* _Exercise details_:
Gather every line in the records below that contains the word "value".

* _Records to process_:
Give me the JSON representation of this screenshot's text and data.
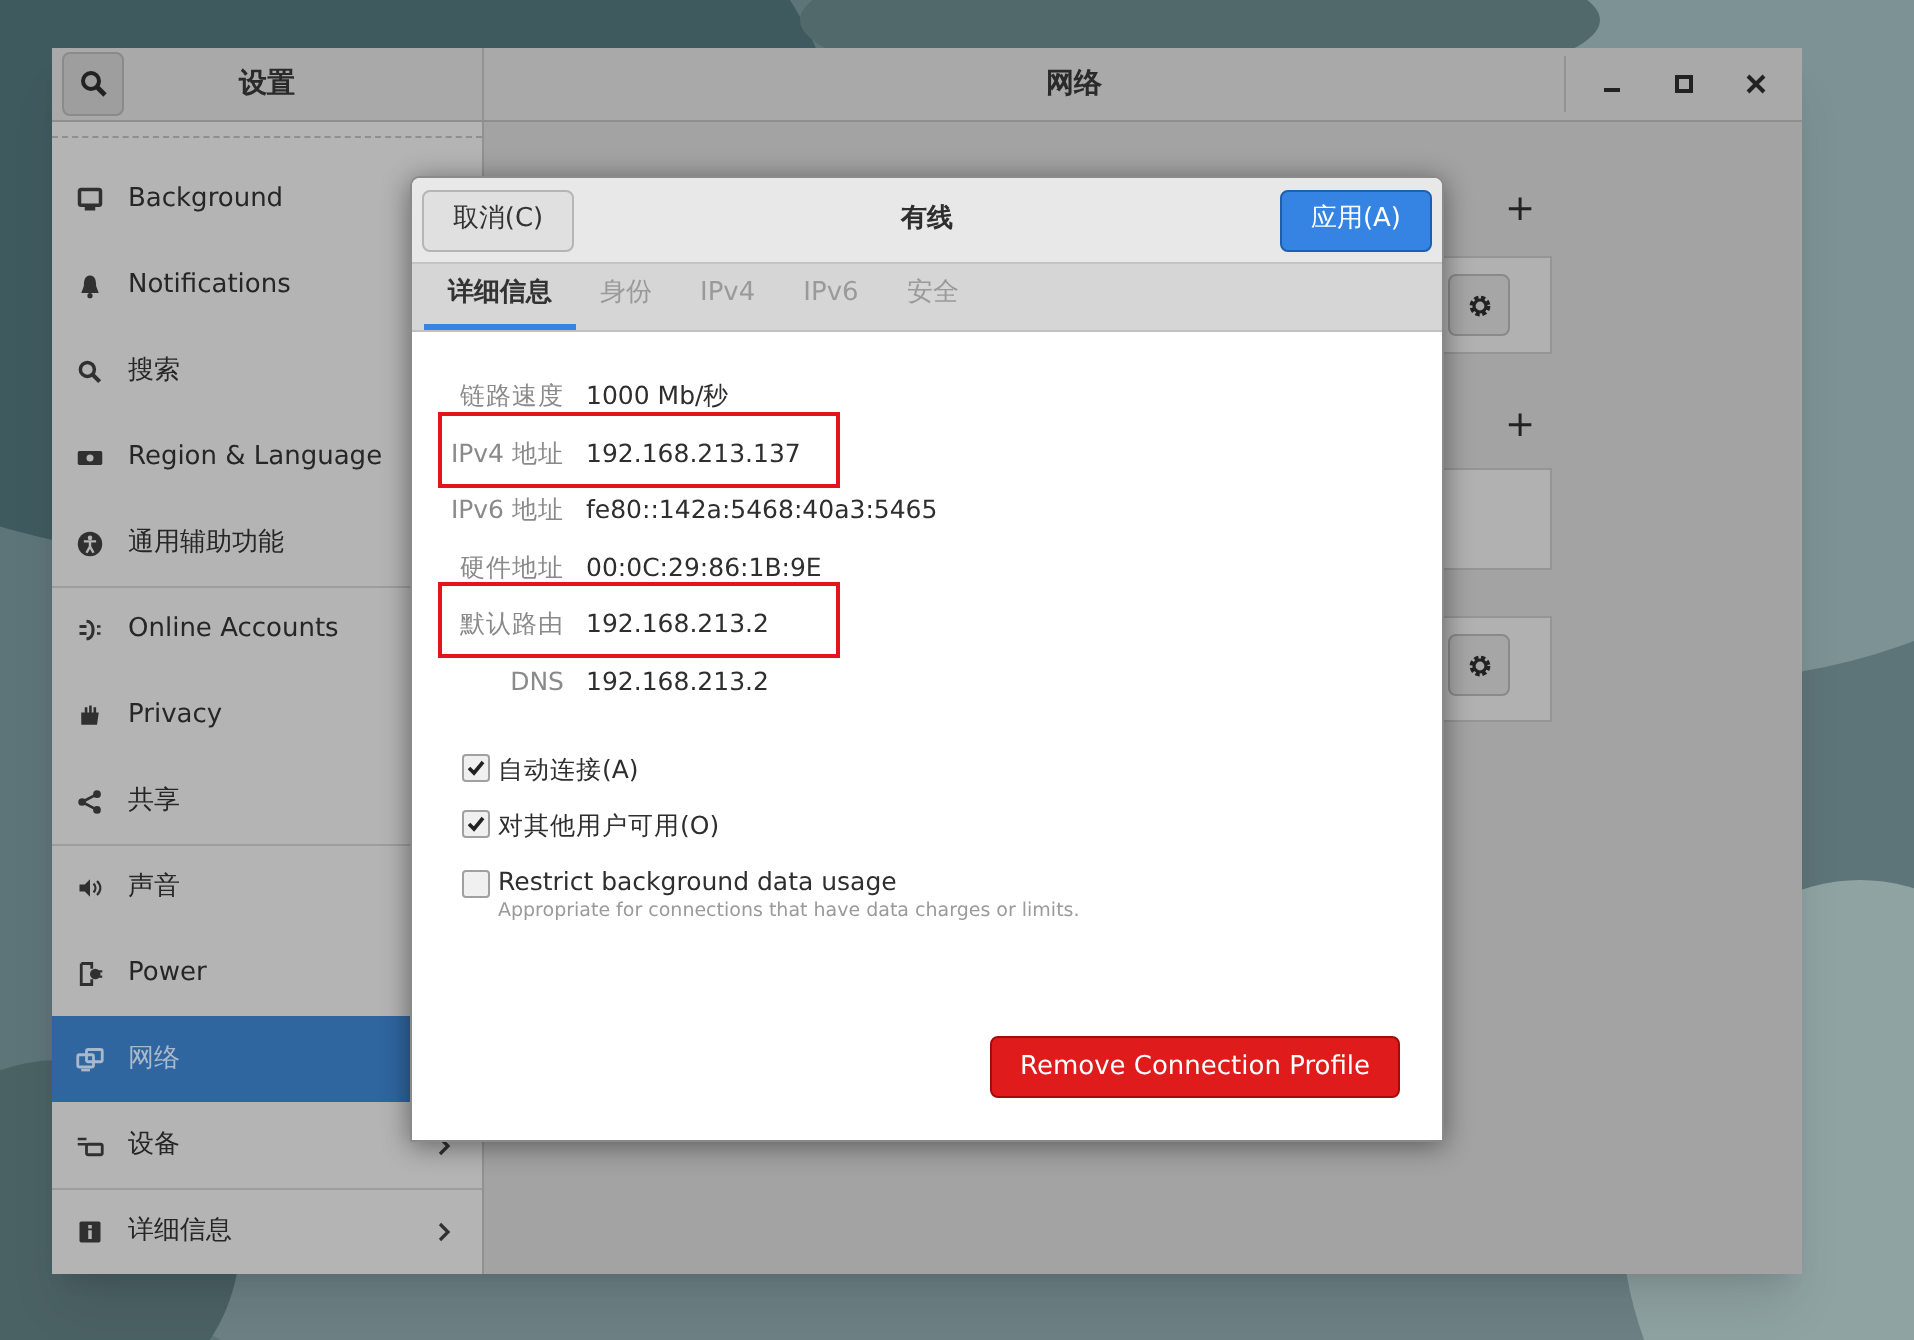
{
  "window": {
    "sidebar_title": "设置",
    "panel_title": "网络"
  },
  "sidebar": {
    "items": [
      {
        "label": "Background",
        "selected": false,
        "divider_above": false,
        "has_arrow": false
      },
      {
        "label": "Notifications",
        "selected": false,
        "divider_above": false,
        "has_arrow": false
      },
      {
        "label": "搜索",
        "selected": false,
        "divider_above": false,
        "has_arrow": false
      },
      {
        "label": "Region & Language",
        "selected": false,
        "divider_above": false,
        "has_arrow": false
      },
      {
        "label": "通用辅助功能",
        "selected": false,
        "divider_above": false,
        "has_arrow": false
      },
      {
        "label": "Online Accounts",
        "selected": false,
        "divider_above": true,
        "has_arrow": false
      },
      {
        "label": "Privacy",
        "selected": false,
        "divider_above": false,
        "has_arrow": false
      },
      {
        "label": "共享",
        "selected": false,
        "divider_above": false,
        "has_arrow": false
      },
      {
        "label": "声音",
        "selected": false,
        "divider_above": true,
        "has_arrow": false
      },
      {
        "label": "Power",
        "selected": false,
        "divider_above": false,
        "has_arrow": false
      },
      {
        "label": "网络",
        "selected": true,
        "divider_above": false,
        "has_arrow": false
      },
      {
        "label": "设备",
        "selected": false,
        "divider_above": false,
        "has_arrow": true
      },
      {
        "label": "详细信息",
        "selected": false,
        "divider_above": true,
        "has_arrow": true
      }
    ]
  },
  "panel": {
    "add_buttons": [
      "+",
      "+"
    ]
  },
  "dialog": {
    "title": "有线",
    "cancel_button": "取消(C)",
    "apply_button": "应用(A)",
    "tabs": [
      {
        "label": "详细信息",
        "selected": true
      },
      {
        "label": "身份",
        "selected": false
      },
      {
        "label": "IPv4",
        "selected": false
      },
      {
        "label": "IPv6",
        "selected": false
      },
      {
        "label": "安全",
        "selected": false
      }
    ],
    "details": [
      {
        "label": "链路速度",
        "value": "1000 Mb/秒",
        "highlighted": false
      },
      {
        "label": "IPv4 地址",
        "value": "192.168.213.137",
        "highlighted": true
      },
      {
        "label": "IPv6 地址",
        "value": "fe80::142a:5468:40a3:5465",
        "highlighted": false
      },
      {
        "label": "硬件地址",
        "value": "00:0C:29:86:1B:9E",
        "highlighted": false
      },
      {
        "label": "默认路由",
        "value": "192.168.213.2",
        "highlighted": true
      },
      {
        "label": "DNS",
        "value": "192.168.213.2",
        "highlighted": false
      }
    ],
    "options": [
      {
        "label": "自动连接(A)",
        "checked": true
      },
      {
        "label": "对其他用户可用(O)",
        "checked": true
      },
      {
        "label": "Restrict background data usage",
        "description": "Appropriate for connections that have data charges or limits.",
        "checked": false
      }
    ],
    "remove_button": "Remove Connection Profile"
  }
}
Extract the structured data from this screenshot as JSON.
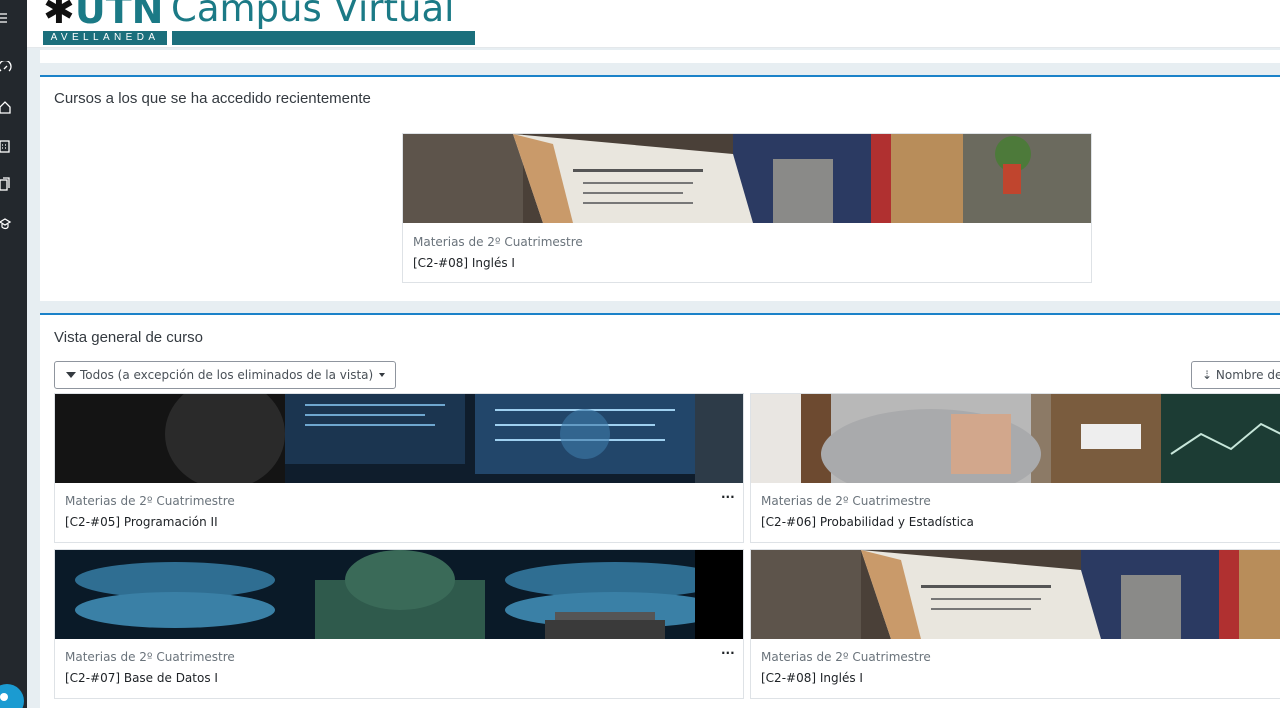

* _In response_:
        "value": "1000 Mb/秒",
        "value": "192.168.213.137",
        "value": "fe80::142a:5468:40a3:5465",
        "value": "00:0C:29:86:1B:9E",
        "value": "192.168.213.2",
        "value": "192.168.213.2",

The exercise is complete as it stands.